** BEGIN Entries provided **

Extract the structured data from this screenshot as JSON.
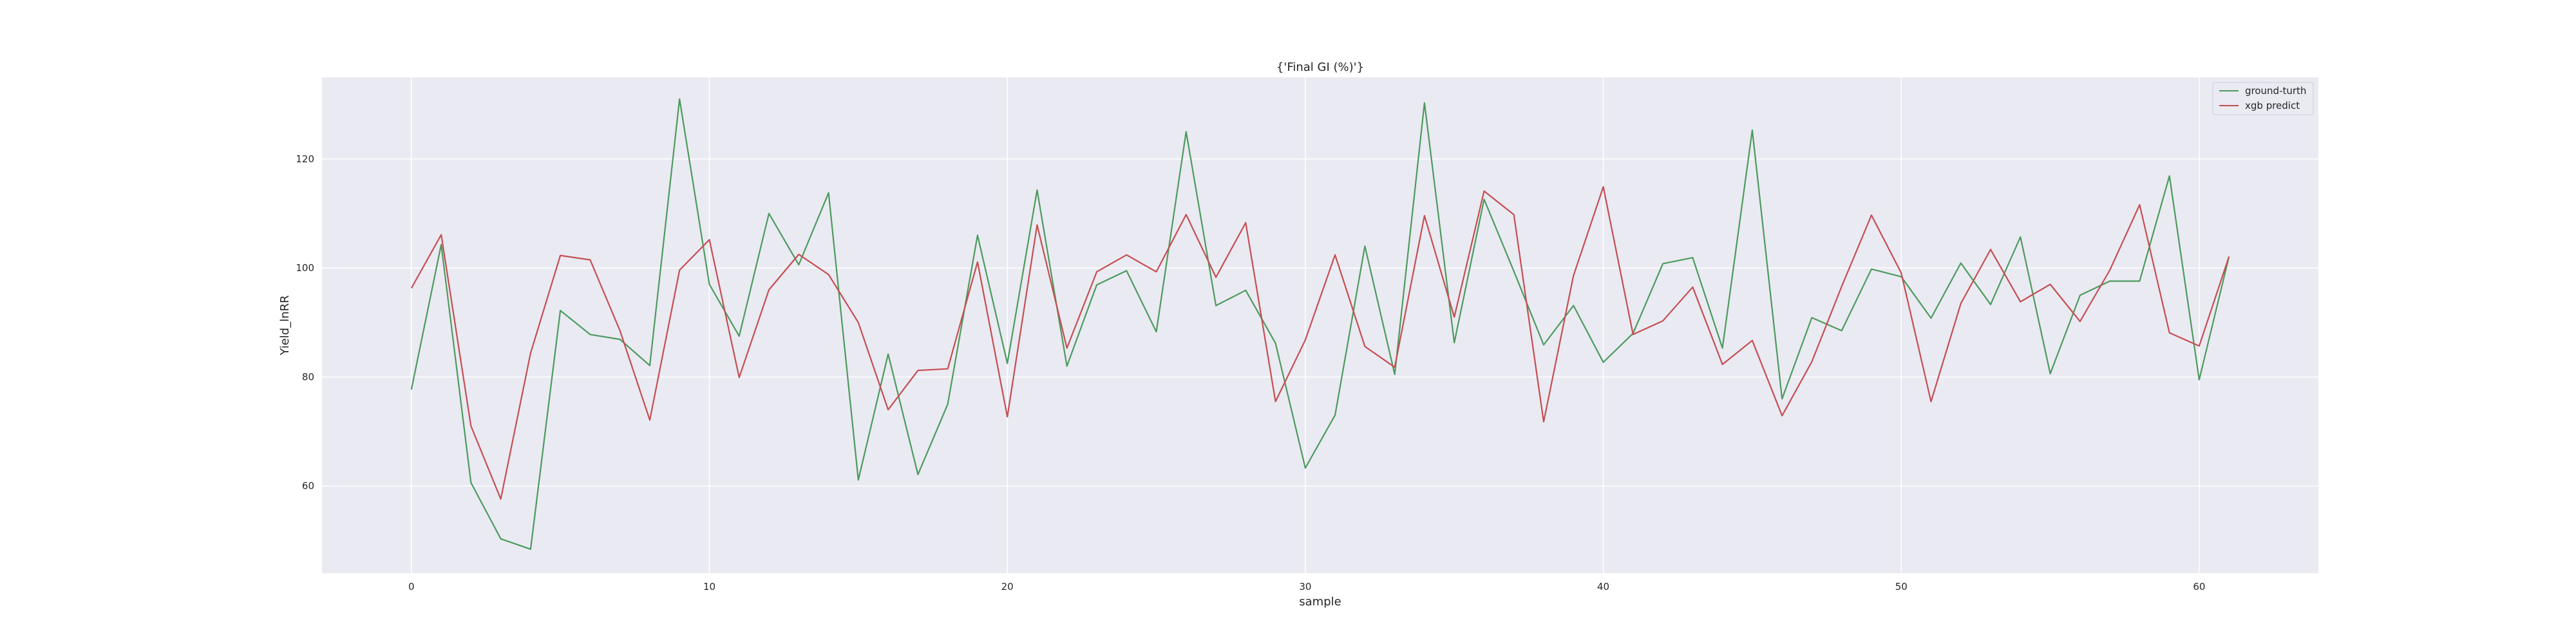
{
  "chart_data": {
    "type": "line",
    "title": "{'Final GI (%)'}",
    "xlabel": "sample",
    "ylabel": "Yield_lnRR",
    "xlim": [
      -3,
      64
    ],
    "ylim": [
      44,
      135
    ],
    "x_ticks": [
      0,
      10,
      20,
      30,
      40,
      50,
      60
    ],
    "y_ticks": [
      60,
      80,
      100,
      120
    ],
    "grid": true,
    "legend_position": "top-right",
    "series": [
      {
        "name": "ground-turth",
        "color": "#4c9a5e",
        "values": [
          77.7,
          104.3,
          60.6,
          50.3,
          48.4,
          92.2,
          87.8,
          86.9,
          82.1,
          131.0,
          97.0,
          87.5,
          110.0,
          100.6,
          113.8,
          61.1,
          84.2,
          62.1,
          75.0,
          106.0,
          82.5,
          114.3,
          82.0,
          96.9,
          99.5,
          88.3,
          125.0,
          93.1,
          95.9,
          86.2,
          63.3,
          73.0,
          104.0,
          80.5,
          130.3,
          86.3,
          112.6,
          99.4,
          85.9,
          93.1,
          82.7,
          88.0,
          100.8,
          101.9,
          85.3,
          125.3,
          76.0,
          90.9,
          88.5,
          99.8,
          98.4,
          90.8,
          100.9,
          93.3,
          105.7,
          80.6,
          95.0,
          97.6,
          97.6,
          116.9,
          79.5,
          102.1
        ]
      },
      {
        "name": "xgb predict",
        "color": "#c44e52",
        "values": [
          96.3,
          106.1,
          71.0,
          57.6,
          84.4,
          102.3,
          101.5,
          88.5,
          72.1,
          99.6,
          105.2,
          79.9,
          96.0,
          102.5,
          98.8,
          90.0,
          74.0,
          81.2,
          81.5,
          101.1,
          72.7,
          107.9,
          85.3,
          99.3,
          102.4,
          99.3,
          109.8,
          98.3,
          108.3,
          75.5,
          86.8,
          102.4,
          85.6,
          81.8,
          109.6,
          91.0,
          114.1,
          109.8,
          71.8,
          98.6,
          114.9,
          87.8,
          90.3,
          96.5,
          82.3,
          86.7,
          72.9,
          82.8,
          96.6,
          109.7,
          99.1,
          75.5,
          93.5,
          103.4,
          93.8,
          97.0,
          90.2,
          99.6,
          111.6,
          88.1,
          85.7,
          102.1
        ]
      }
    ]
  },
  "colors": {
    "plot_background": "#eaeaf2",
    "grid": "#ffffff",
    "text": "#262626"
  }
}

** END Entries provided **

■ Exercise brief ■
Leave out the pictures and output the rest of the material exactly as written.

■ Reply to the exercise ■
Extract the structured data from this screenshot as JSON.
{
  "chart_data": {
    "type": "line",
    "title": "{'Final GI (%)'}",
    "xlabel": "sample",
    "ylabel": "Yield_lnRR",
    "xlim": [
      -3,
      64
    ],
    "ylim": [
      44,
      135
    ],
    "x_ticks": [
      0,
      10,
      20,
      30,
      40,
      50,
      60
    ],
    "y_ticks": [
      60,
      80,
      100,
      120
    ],
    "grid": true,
    "legend_position": "top-right",
    "series": [
      {
        "name": "ground-turth",
        "color": "#4c9a5e",
        "values": [
          77.7,
          104.3,
          60.6,
          50.3,
          48.4,
          92.2,
          87.8,
          86.9,
          82.1,
          131.0,
          97.0,
          87.5,
          110.0,
          100.6,
          113.8,
          61.1,
          84.2,
          62.1,
          75.0,
          106.0,
          82.5,
          114.3,
          82.0,
          96.9,
          99.5,
          88.3,
          125.0,
          93.1,
          95.9,
          86.2,
          63.3,
          73.0,
          104.0,
          80.5,
          130.3,
          86.3,
          112.6,
          99.4,
          85.9,
          93.1,
          82.7,
          88.0,
          100.8,
          101.9,
          85.3,
          125.3,
          76.0,
          90.9,
          88.5,
          99.8,
          98.4,
          90.8,
          100.9,
          93.3,
          105.7,
          80.6,
          95.0,
          97.6,
          97.6,
          116.9,
          79.5,
          102.1
        ]
      },
      {
        "name": "xgb predict",
        "color": "#c44e52",
        "values": [
          96.3,
          106.1,
          71.0,
          57.6,
          84.4,
          102.3,
          101.5,
          88.5,
          72.1,
          99.6,
          105.2,
          79.9,
          96.0,
          102.5,
          98.8,
          90.0,
          74.0,
          81.2,
          81.5,
          101.1,
          72.7,
          107.9,
          85.3,
          99.3,
          102.4,
          99.3,
          109.8,
          98.3,
          108.3,
          75.5,
          86.8,
          102.4,
          85.6,
          81.8,
          109.6,
          91.0,
          114.1,
          109.8,
          71.8,
          98.6,
          114.9,
          87.8,
          90.3,
          96.5,
          82.3,
          86.7,
          72.9,
          82.8,
          96.6,
          109.7,
          99.1,
          75.5,
          93.5,
          103.4,
          93.8,
          97.0,
          90.2,
          99.6,
          111.6,
          88.1,
          85.7,
          102.1
        ]
      }
    ]
  },
  "colors": {
    "plot_background": "#eaeaf2",
    "grid": "#ffffff",
    "text": "#262626"
  }
}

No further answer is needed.